Figure dataset records

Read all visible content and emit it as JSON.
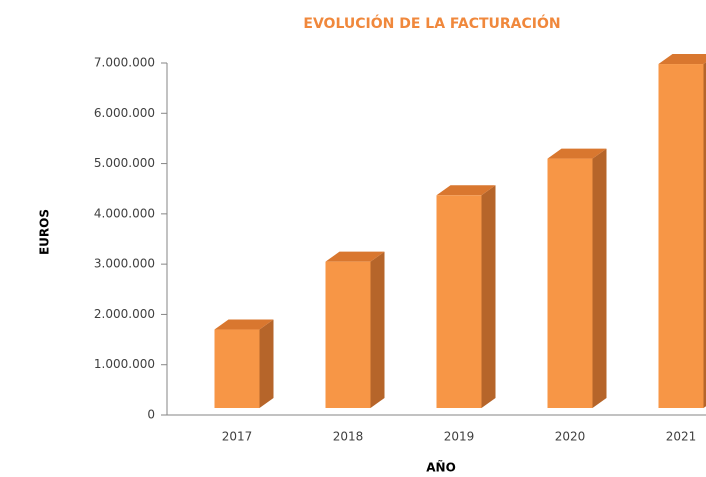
{
  "chart_data": {
    "type": "bar3d",
    "title": "EVOLUCIÓN DE LA FACTURACIÓN",
    "x_label": "AÑO",
    "y_label": "EUROS",
    "categories": [
      "2017",
      "2018",
      "2019",
      "2020",
      "2021"
    ],
    "values": [
      1600000,
      2950000,
      4270000,
      5000000,
      6880000
    ],
    "color": "#f79646",
    "ylim": [
      0,
      7000000
    ],
    "yticks": [
      0,
      {
        "value": 1000000,
        "label": "1.000.000"
      },
      {
        "value": 2000000,
        "label": "2.000.000"
      },
      {
        "value": 3000000,
        "label": "3.000.000"
      },
      {
        "value": 4000000,
        "label": "4.000.000"
      },
      {
        "value": 5000000,
        "label": "5.000.000"
      },
      {
        "value": 6000000,
        "label": "6.000.000"
      },
      {
        "value": 7000000,
        "label": "7.000.000"
      }
    ]
  }
}
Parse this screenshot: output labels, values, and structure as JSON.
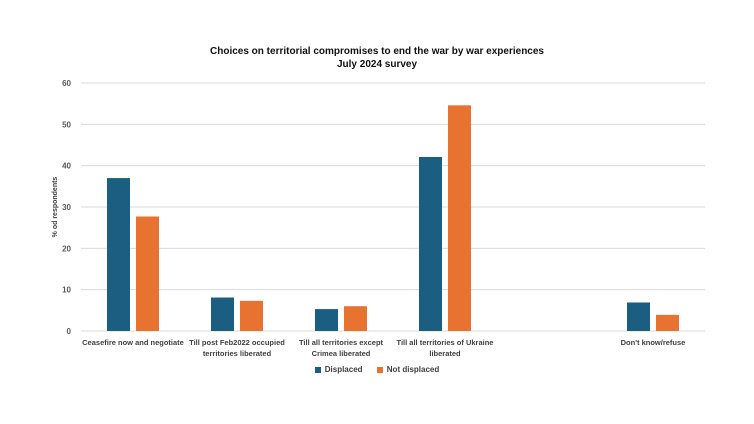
{
  "chart_data": {
    "type": "bar",
    "title": "Choices on territorial compromises to end the war by war experiences",
    "subtitle": "July 2024 survey",
    "xlabel": "",
    "ylabel": "% od respondents",
    "ylim": [
      0,
      60
    ],
    "yticks": [
      "0",
      "10",
      "20",
      "30",
      "40",
      "50",
      "60"
    ],
    "grid": true,
    "legend_position": "bottom",
    "categories": [
      [
        "Ceasefire now and negotiate"
      ],
      [
        "Till post  Feb2022 occupied",
        "territories liberated"
      ],
      [
        "Till all territories except",
        "Crimea liberated"
      ],
      [
        "Till all  territories of Ukraine",
        "liberated"
      ],
      [
        ""
      ],
      [
        "Don't know/refuse"
      ]
    ],
    "series": [
      {
        "name": "Displaced",
        "color": "#1b5e82",
        "values": [
          37.0,
          8.1,
          5.3,
          42.1,
          null,
          6.9
        ]
      },
      {
        "name": "Not displaced",
        "color": "#e8722f",
        "values": [
          27.7,
          7.3,
          6.0,
          54.6,
          null,
          3.9
        ]
      }
    ]
  }
}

## STATED TASK
Copy each line of the records precisely and drop any images they hold.

## WRITTEN ANSWER
Read all visible content and emit it as JSON.
{
  "chart_data": {
    "type": "bar3d",
    "title": "EVOLUCIÓN DE LA FACTURACIÓN",
    "x_label": "AÑO",
    "y_label": "EUROS",
    "categories": [
      "2017",
      "2018",
      "2019",
      "2020",
      "2021"
    ],
    "values": [
      1600000,
      2950000,
      4270000,
      5000000,
      6880000
    ],
    "color": "#f79646",
    "ylim": [
      0,
      7000000
    ],
    "yticks": [
      0,
      {
        "value": 1000000,
        "label": "1.000.000"
      },
      {
        "value": 2000000,
        "label": "2.000.000"
      },
      {
        "value": 3000000,
        "label": "3.000.000"
      },
      {
        "value": 4000000,
        "label": "4.000.000"
      },
      {
        "value": 5000000,
        "label": "5.000.000"
      },
      {
        "value": 6000000,
        "label": "6.000.000"
      },
      {
        "value": 7000000,
        "label": "7.000.000"
      }
    ]
  }
}
Parse this screenshot: output labels, values, and structure as JSON.
{
  "chart_data": {
    "type": "bar",
    "title": "Choices on territorial compromises to end the war by war experiences",
    "subtitle": "July 2024 survey",
    "xlabel": "",
    "ylabel": "% od respondents",
    "ylim": [
      0,
      60
    ],
    "yticks": [
      "0",
      "10",
      "20",
      "30",
      "40",
      "50",
      "60"
    ],
    "grid": true,
    "legend_position": "bottom",
    "categories": [
      [
        "Ceasefire now and negotiate"
      ],
      [
        "Till post  Feb2022 occupied",
        "territories liberated"
      ],
      [
        "Till all territories except",
        "Crimea liberated"
      ],
      [
        "Till all  territories of Ukraine",
        "liberated"
      ],
      [
        ""
      ],
      [
        "Don't know/refuse"
      ]
    ],
    "series": [
      {
        "name": "Displaced",
        "color": "#1b5e82",
        "values": [
          37.0,
          8.1,
          5.3,
          42.1,
          null,
          6.9
        ]
      },
      {
        "name": "Not displaced",
        "color": "#e8722f",
        "values": [
          27.7,
          7.3,
          6.0,
          54.6,
          null,
          3.9
        ]
      }
    ]
  }
}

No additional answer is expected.